**Dataset:**
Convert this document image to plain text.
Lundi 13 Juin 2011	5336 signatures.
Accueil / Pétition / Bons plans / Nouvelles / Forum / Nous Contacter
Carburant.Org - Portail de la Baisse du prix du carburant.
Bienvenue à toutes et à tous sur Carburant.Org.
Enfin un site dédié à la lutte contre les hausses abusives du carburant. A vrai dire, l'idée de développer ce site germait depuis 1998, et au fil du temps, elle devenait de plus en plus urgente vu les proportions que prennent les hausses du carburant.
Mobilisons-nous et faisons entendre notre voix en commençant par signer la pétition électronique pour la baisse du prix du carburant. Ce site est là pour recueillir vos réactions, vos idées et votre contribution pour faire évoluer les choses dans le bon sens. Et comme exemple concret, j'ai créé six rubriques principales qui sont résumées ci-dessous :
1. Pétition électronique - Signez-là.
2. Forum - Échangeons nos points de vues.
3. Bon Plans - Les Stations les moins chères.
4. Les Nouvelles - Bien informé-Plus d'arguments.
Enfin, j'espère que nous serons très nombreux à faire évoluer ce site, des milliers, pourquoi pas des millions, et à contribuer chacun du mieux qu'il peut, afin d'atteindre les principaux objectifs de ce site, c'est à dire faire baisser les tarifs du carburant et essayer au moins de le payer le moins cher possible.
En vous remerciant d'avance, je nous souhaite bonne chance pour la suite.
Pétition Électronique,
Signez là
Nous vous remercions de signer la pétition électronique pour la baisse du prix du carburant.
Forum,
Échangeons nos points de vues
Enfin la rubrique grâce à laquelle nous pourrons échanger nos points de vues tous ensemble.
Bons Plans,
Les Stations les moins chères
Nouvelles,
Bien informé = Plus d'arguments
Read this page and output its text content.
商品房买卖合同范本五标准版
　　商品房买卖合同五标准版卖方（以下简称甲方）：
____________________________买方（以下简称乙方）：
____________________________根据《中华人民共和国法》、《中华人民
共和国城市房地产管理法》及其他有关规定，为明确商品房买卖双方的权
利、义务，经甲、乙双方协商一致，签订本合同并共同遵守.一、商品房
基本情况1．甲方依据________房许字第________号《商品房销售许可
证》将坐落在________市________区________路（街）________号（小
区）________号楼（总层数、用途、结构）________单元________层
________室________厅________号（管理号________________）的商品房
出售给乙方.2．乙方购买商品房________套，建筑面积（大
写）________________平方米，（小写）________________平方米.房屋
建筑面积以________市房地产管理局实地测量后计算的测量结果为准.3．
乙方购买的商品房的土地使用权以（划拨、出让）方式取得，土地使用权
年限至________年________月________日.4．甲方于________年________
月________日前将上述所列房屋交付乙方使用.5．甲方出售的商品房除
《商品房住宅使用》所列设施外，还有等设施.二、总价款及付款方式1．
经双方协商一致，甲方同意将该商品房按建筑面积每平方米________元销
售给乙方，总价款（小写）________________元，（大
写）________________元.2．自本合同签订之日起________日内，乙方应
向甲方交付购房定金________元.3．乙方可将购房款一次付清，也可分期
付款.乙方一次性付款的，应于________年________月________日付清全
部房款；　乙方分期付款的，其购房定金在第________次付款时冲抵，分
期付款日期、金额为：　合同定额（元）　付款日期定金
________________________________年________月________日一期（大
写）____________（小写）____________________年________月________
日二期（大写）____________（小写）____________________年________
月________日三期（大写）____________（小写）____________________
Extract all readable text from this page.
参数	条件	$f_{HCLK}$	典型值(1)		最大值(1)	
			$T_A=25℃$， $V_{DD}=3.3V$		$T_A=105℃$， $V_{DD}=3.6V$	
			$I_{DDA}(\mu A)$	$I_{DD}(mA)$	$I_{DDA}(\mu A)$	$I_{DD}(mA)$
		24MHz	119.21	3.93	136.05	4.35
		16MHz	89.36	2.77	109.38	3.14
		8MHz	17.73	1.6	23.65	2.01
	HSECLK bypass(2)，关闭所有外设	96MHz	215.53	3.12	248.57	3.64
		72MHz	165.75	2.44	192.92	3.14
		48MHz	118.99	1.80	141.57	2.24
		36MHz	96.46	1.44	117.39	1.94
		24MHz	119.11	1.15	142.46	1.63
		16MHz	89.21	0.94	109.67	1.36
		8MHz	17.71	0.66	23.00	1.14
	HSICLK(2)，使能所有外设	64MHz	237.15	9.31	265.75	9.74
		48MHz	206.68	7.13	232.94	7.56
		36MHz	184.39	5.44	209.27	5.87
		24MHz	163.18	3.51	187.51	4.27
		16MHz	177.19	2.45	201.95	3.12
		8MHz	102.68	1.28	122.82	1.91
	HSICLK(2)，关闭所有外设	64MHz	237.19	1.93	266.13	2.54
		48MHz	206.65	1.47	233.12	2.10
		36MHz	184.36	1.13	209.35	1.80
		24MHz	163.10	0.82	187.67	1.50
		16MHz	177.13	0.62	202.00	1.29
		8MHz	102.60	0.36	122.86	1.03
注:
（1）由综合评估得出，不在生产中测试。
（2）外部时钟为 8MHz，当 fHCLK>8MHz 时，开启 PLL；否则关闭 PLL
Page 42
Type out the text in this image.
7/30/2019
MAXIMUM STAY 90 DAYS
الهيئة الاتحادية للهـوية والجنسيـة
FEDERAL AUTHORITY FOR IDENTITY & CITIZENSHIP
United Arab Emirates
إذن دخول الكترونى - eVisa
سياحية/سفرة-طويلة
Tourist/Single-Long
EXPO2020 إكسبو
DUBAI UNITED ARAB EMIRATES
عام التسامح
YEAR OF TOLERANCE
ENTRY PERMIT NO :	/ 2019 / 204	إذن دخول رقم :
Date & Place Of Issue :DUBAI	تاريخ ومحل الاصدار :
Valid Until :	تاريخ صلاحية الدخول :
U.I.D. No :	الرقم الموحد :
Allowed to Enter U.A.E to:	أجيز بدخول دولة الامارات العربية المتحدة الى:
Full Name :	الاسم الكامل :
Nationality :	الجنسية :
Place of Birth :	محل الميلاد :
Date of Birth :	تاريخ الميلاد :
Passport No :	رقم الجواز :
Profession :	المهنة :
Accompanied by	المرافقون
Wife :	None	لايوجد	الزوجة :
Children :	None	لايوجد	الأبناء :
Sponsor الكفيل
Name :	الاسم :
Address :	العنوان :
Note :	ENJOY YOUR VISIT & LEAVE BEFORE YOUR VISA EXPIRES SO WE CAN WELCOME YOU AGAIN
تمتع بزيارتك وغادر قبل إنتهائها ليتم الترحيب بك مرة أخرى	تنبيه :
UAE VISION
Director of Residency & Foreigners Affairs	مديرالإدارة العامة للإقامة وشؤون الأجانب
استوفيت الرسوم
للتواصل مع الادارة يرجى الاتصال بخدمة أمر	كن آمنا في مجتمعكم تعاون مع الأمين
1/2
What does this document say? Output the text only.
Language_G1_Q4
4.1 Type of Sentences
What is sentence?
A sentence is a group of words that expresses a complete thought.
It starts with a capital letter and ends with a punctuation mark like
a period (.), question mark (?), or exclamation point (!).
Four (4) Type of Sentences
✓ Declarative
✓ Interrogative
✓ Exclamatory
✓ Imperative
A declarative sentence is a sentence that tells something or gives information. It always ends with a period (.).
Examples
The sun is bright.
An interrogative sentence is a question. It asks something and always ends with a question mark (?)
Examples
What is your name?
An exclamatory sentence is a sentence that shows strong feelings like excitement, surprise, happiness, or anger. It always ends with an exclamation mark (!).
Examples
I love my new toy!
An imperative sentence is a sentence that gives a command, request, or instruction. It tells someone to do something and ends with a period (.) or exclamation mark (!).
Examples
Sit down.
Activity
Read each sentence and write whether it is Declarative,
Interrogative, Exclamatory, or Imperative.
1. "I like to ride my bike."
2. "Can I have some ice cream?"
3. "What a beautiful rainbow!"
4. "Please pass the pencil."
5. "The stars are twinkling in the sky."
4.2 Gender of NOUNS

**Work required:**
Pull out every line of the records above that contains the word "like".

**Exercise answer:**
It starts with a capital letter and ends with a punctuation mark like
An exclamatory sentence is a sentence that shows strong feelings like excitement, surprise, happiness, or anger. It always ends with an exclamation mark (!).
1. "I like to ride my bike."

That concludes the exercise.